Stated exercise » Copy down every line where the string "page" shows up.

+-------+

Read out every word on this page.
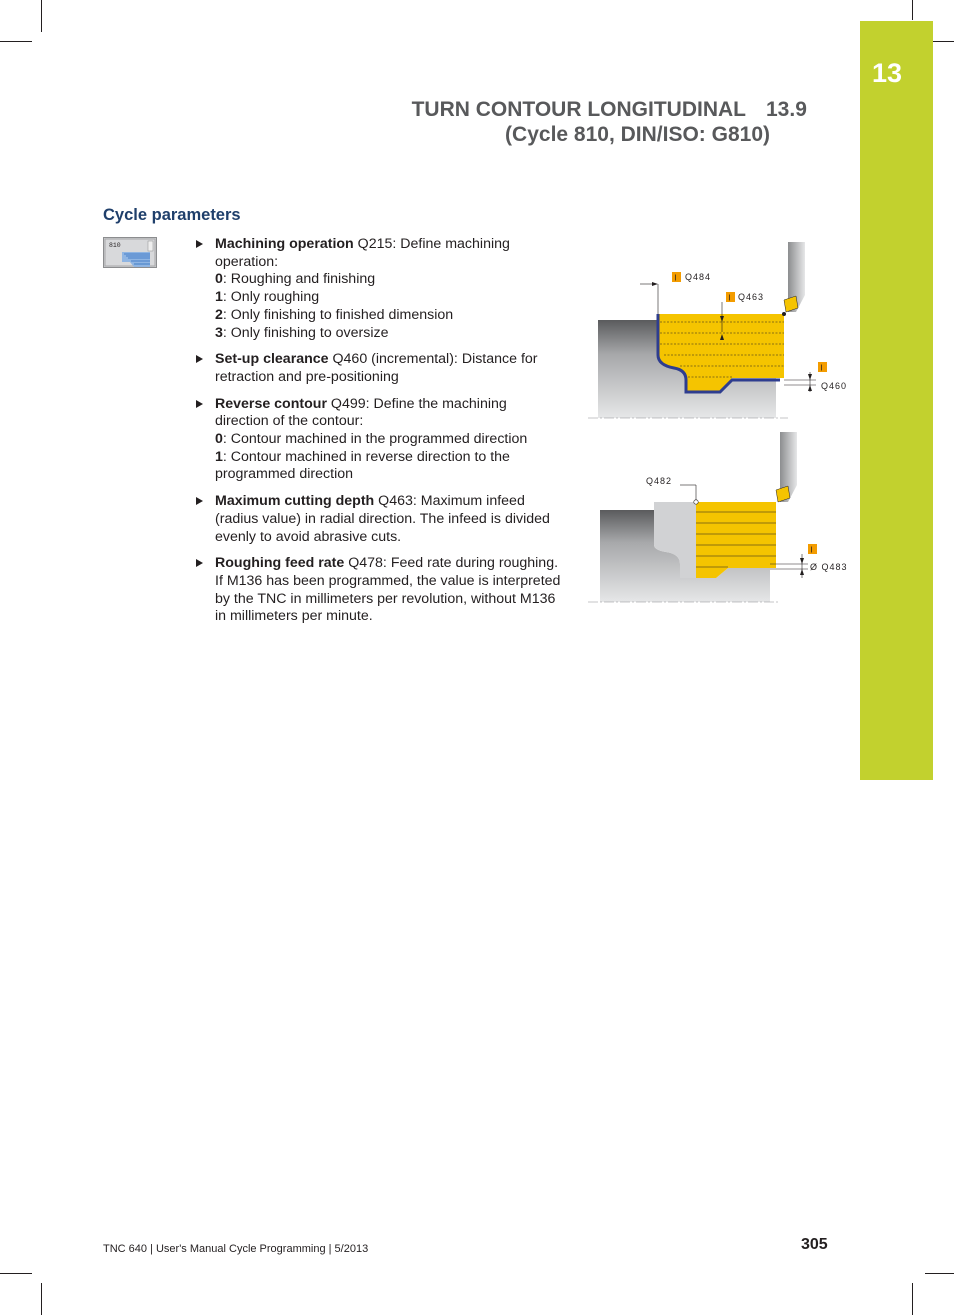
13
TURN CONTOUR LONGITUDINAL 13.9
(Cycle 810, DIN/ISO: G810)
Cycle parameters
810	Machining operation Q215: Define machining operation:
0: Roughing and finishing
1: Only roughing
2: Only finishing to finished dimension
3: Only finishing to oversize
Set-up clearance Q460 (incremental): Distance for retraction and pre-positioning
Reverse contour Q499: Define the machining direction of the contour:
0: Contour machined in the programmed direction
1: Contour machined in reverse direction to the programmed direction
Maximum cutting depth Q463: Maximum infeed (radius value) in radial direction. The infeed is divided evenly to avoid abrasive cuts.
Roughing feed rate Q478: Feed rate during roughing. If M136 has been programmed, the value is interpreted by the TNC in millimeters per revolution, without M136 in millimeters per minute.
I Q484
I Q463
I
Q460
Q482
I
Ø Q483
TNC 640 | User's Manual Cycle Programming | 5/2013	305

+-------+

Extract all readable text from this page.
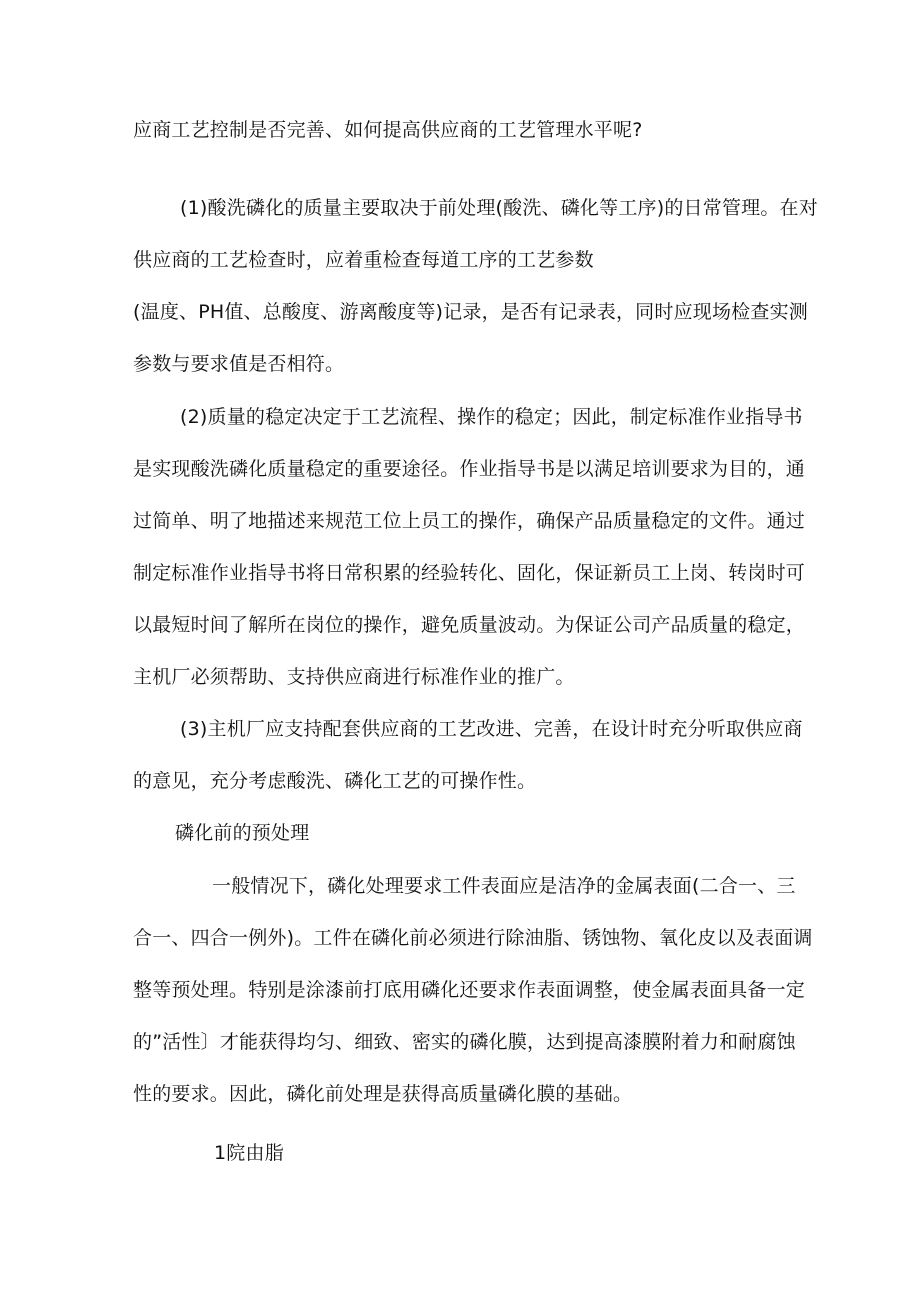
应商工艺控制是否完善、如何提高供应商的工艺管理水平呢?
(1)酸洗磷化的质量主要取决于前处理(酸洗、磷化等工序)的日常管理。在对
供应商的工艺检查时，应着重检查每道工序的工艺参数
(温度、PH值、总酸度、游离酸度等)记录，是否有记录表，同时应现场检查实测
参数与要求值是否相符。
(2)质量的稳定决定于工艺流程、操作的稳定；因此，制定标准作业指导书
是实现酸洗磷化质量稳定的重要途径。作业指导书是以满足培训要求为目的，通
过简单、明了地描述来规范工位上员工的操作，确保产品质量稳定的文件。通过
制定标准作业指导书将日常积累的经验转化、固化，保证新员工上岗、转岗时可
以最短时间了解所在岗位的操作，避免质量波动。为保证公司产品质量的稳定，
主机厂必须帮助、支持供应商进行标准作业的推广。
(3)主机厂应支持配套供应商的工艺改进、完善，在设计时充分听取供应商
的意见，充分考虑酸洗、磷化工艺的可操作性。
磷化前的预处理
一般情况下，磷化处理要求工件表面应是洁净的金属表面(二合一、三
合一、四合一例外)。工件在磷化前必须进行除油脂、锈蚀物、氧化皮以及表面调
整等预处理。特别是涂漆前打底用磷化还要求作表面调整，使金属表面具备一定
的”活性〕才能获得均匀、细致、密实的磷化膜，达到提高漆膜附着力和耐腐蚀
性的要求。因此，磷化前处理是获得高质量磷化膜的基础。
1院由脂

+-------+

Output below »
Read out every word on this page.
Extract all readable text from this page.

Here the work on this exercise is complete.